To do: Return every line of the entries below without changing anything, but leave out the pictures.

Listed records:
────────────────────
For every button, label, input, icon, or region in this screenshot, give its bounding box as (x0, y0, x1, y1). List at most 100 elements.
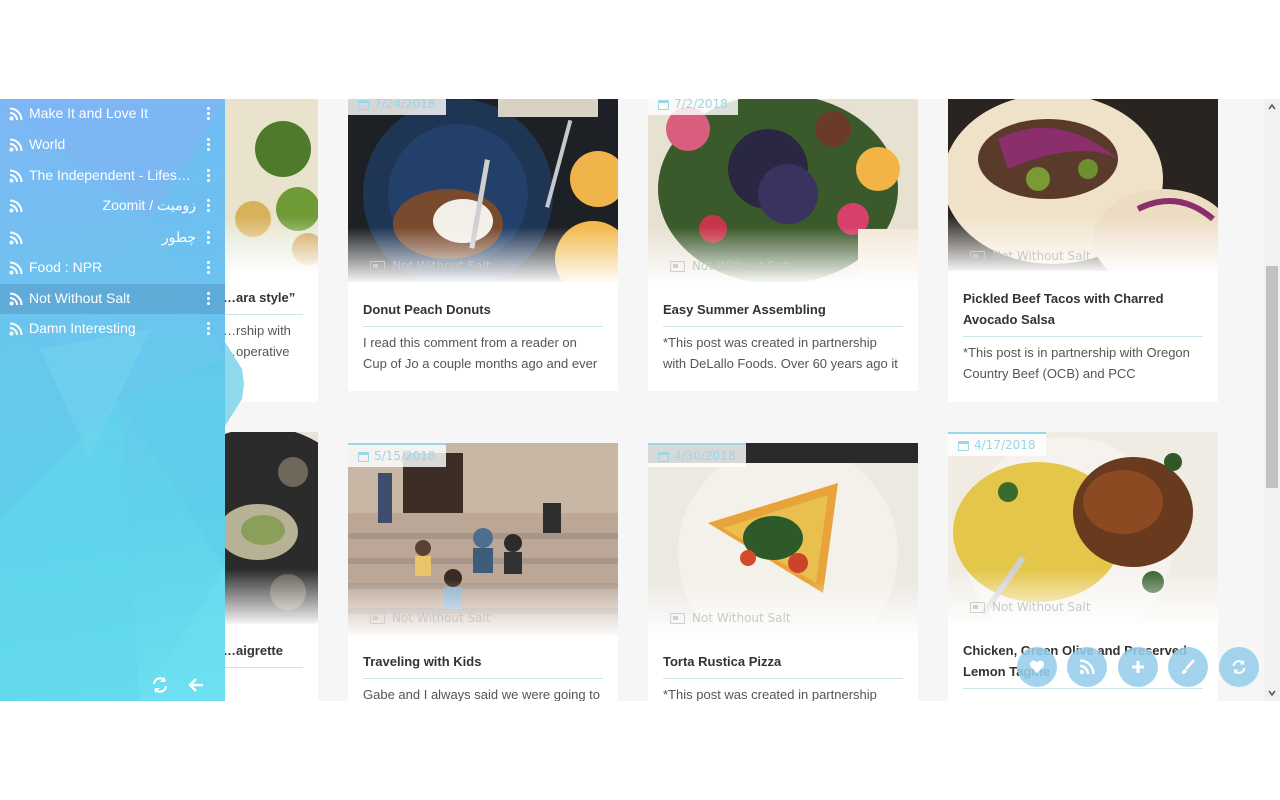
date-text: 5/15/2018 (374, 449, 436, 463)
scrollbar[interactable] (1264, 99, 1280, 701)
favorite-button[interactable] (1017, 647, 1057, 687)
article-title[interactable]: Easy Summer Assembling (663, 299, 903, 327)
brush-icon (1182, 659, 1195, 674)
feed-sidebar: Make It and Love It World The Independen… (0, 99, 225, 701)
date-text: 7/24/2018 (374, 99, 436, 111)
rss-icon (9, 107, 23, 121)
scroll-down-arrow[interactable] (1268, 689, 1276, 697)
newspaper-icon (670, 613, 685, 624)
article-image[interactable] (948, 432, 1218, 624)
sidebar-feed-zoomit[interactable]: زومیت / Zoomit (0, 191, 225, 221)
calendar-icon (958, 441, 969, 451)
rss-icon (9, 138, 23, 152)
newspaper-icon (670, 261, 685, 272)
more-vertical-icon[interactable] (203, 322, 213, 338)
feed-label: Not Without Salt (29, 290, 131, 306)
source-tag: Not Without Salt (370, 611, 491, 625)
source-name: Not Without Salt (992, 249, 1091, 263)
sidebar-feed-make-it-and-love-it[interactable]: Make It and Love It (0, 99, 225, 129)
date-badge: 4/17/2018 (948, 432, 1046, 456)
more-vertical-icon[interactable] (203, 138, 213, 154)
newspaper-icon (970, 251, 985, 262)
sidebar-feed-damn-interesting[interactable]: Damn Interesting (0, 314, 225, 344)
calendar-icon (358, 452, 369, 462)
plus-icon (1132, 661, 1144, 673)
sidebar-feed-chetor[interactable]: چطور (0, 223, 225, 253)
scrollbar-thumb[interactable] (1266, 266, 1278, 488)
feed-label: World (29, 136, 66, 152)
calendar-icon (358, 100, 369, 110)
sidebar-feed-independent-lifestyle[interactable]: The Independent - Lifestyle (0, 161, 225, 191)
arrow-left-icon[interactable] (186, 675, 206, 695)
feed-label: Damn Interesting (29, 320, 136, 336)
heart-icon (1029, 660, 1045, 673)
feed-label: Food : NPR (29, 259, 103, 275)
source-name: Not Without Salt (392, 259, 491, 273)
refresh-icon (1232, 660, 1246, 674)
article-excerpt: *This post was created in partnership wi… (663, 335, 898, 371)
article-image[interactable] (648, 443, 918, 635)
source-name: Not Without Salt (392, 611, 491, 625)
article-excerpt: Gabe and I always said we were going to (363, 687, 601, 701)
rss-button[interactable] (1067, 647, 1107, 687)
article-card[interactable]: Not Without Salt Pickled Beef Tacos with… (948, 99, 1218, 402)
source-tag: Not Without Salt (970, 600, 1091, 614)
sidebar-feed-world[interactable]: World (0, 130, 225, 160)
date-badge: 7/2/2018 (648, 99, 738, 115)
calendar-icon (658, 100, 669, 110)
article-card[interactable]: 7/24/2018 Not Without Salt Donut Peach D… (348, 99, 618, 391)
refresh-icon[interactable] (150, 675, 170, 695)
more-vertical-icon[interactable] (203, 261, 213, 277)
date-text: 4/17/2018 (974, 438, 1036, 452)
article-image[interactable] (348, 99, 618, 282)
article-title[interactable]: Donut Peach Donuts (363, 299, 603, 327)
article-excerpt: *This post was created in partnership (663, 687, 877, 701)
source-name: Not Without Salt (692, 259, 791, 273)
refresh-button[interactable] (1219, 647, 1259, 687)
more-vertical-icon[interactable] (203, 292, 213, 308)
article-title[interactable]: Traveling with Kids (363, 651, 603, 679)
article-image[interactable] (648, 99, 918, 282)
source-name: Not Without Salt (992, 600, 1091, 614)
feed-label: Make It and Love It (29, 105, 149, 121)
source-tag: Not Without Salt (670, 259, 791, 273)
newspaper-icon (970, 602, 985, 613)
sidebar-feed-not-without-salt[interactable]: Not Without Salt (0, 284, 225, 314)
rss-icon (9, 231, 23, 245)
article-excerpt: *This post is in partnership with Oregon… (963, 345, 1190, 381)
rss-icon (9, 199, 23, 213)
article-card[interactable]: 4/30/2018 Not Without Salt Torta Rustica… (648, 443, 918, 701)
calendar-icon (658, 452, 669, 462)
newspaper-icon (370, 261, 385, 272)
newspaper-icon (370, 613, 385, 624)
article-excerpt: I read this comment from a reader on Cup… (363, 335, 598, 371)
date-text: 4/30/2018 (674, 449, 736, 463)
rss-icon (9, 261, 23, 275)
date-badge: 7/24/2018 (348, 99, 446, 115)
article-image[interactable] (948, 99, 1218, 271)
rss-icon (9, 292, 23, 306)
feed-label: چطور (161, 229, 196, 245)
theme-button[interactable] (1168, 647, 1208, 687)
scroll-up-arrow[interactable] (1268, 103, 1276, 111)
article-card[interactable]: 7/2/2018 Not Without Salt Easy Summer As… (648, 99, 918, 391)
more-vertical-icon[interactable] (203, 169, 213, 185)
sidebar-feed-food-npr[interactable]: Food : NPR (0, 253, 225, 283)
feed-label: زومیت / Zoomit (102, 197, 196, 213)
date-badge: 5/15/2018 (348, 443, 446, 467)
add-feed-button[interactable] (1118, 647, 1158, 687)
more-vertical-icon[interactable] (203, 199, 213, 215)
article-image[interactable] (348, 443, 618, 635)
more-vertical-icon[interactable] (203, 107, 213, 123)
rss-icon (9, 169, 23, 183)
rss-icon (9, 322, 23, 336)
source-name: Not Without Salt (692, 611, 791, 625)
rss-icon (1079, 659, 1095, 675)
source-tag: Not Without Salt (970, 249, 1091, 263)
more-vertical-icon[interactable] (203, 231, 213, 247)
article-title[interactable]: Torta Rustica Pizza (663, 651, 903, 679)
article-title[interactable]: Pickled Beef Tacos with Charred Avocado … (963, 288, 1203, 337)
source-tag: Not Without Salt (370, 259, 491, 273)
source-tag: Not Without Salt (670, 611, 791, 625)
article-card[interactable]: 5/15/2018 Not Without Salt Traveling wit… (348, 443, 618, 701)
────────────────────
Solved problem:
For every button, label, input, icon, or region in this screenshot, give its bounding box as (x0, y0, x1, y1). List at most 100 elements.
date-text: 5/15/2018 (374, 449, 436, 463)
scrollbar[interactable] (1264, 99, 1280, 701)
favorite-button[interactable] (1017, 647, 1057, 687)
article-title[interactable]: Easy Summer Assembling (663, 299, 903, 327)
brush-icon (1182, 659, 1195, 674)
feed-sidebar: Make It and Love It World The Independen… (0, 99, 225, 701)
date-text: 7/24/2018 (374, 99, 436, 111)
rss-icon (9, 107, 23, 121)
scroll-down-arrow[interactable] (1268, 689, 1276, 697)
newspaper-icon (670, 613, 685, 624)
article-image[interactable] (948, 432, 1218, 624)
sidebar-feed-zoomit[interactable]: زومیت / Zoomit (0, 191, 225, 221)
calendar-icon (958, 441, 969, 451)
rss-icon (9, 138, 23, 152)
newspaper-icon (670, 261, 685, 272)
more-vertical-icon[interactable] (203, 322, 213, 338)
feed-label: Not Without Salt (29, 290, 131, 306)
source-tag: Not Without Salt (370, 611, 491, 625)
source-name: Not Without Salt (992, 249, 1091, 263)
sidebar-feed-make-it-and-love-it[interactable]: Make It and Love It (0, 99, 225, 129)
date-badge: 4/17/2018 (948, 432, 1046, 456)
more-vertical-icon[interactable] (203, 138, 213, 154)
newspaper-icon (970, 251, 985, 262)
sidebar-feed-damn-interesting[interactable]: Damn Interesting (0, 314, 225, 344)
calendar-icon (358, 452, 369, 462)
plus-icon (1132, 661, 1144, 673)
sidebar-feed-chetor[interactable]: چطور (0, 223, 225, 253)
scrollbar-thumb[interactable] (1266, 266, 1278, 488)
feed-label: World (29, 136, 66, 152)
calendar-icon (358, 100, 369, 110)
sidebar-feed-independent-lifestyle[interactable]: The Independent - Lifestyle (0, 161, 225, 191)
arrow-left-icon[interactable] (186, 675, 206, 695)
feed-label: Damn Interesting (29, 320, 136, 336)
heart-icon (1029, 660, 1045, 673)
feed-label: Food : NPR (29, 259, 103, 275)
source-name: Not Without Salt (392, 259, 491, 273)
refresh-icon (1232, 660, 1246, 674)
article-excerpt: *This post was created in partnership wi… (663, 335, 898, 371)
article-image[interactable] (648, 443, 918, 635)
source-name: Not Without Salt (392, 611, 491, 625)
article-excerpt: Gabe and I always said we were going to (363, 687, 601, 701)
rss-button[interactable] (1067, 647, 1107, 687)
article-card[interactable]: Not Without Salt Pickled Beef Tacos with… (948, 99, 1218, 402)
source-tag: Not Without Salt (970, 600, 1091, 614)
sidebar-feed-world[interactable]: World (0, 130, 225, 160)
date-badge: 7/2/2018 (648, 99, 738, 115)
calendar-icon (658, 100, 669, 110)
article-card[interactable]: 7/24/2018 Not Without Salt Donut Peach D… (348, 99, 618, 391)
refresh-icon[interactable] (150, 675, 170, 695)
more-vertical-icon[interactable] (203, 261, 213, 277)
date-text: 4/17/2018 (974, 438, 1036, 452)
article-image[interactable] (348, 99, 618, 282)
article-title[interactable]: Donut Peach Donuts (363, 299, 603, 327)
article-excerpt: *This post was created in partnership (663, 687, 877, 701)
source-name: Not Without Salt (692, 259, 791, 273)
refresh-button[interactable] (1219, 647, 1259, 687)
more-vertical-icon[interactable] (203, 292, 213, 308)
article-title[interactable]: Traveling with Kids (363, 651, 603, 679)
article-image[interactable] (648, 99, 918, 282)
source-name: Not Without Salt (992, 600, 1091, 614)
feed-label: Make It and Love It (29, 105, 149, 121)
source-tag: Not Without Salt (670, 259, 791, 273)
newspaper-icon (970, 602, 985, 613)
sidebar-feed-not-without-salt[interactable]: Not Without Salt (0, 284, 225, 314)
rss-icon (9, 231, 23, 245)
article-excerpt: *This post is in partnership with Oregon… (963, 345, 1190, 381)
rss-icon (9, 199, 23, 213)
article-card[interactable]: 4/30/2018 Not Without Salt Torta Rustica… (648, 443, 918, 701)
calendar-icon (658, 452, 669, 462)
newspaper-icon (370, 261, 385, 272)
newspaper-icon (370, 613, 385, 624)
article-excerpt: I read this comment from a reader on Cup… (363, 335, 598, 371)
date-text: 4/30/2018 (674, 449, 736, 463)
rss-icon (9, 261, 23, 275)
date-badge: 7/24/2018 (348, 99, 446, 115)
article-image[interactable] (948, 99, 1218, 271)
rss-icon (9, 292, 23, 306)
feed-label: چطور (161, 229, 196, 245)
theme-button[interactable] (1168, 647, 1208, 687)
scroll-up-arrow[interactable] (1268, 103, 1276, 111)
article-card[interactable]: 7/2/2018 Not Without Salt Easy Summer As… (648, 99, 918, 391)
more-vertical-icon[interactable] (203, 169, 213, 185)
sidebar-feed-food-npr[interactable]: Food : NPR (0, 253, 225, 283)
feed-label: زومیت / Zoomit (102, 197, 196, 213)
date-badge: 5/15/2018 (348, 443, 446, 467)
add-feed-button[interactable] (1118, 647, 1158, 687)
more-vertical-icon[interactable] (203, 199, 213, 215)
article-image[interactable] (348, 443, 618, 635)
more-vertical-icon[interactable] (203, 107, 213, 123)
rss-icon (9, 169, 23, 183)
rss-icon (9, 322, 23, 336)
source-name: Not Without Salt (692, 611, 791, 625)
rss-icon (1079, 659, 1095, 675)
source-tag: Not Without Salt (970, 249, 1091, 263)
more-vertical-icon[interactable] (203, 231, 213, 247)
article-title[interactable]: Torta Rustica Pizza (663, 651, 903, 679)
article-title[interactable]: Pickled Beef Tacos with Charred Avocado … (963, 288, 1203, 337)
source-tag: Not Without Salt (370, 259, 491, 273)
source-tag: Not Without Salt (670, 611, 791, 625)
article-card[interactable]: 5/15/2018 Not Without Salt Traveling wit… (348, 443, 618, 701)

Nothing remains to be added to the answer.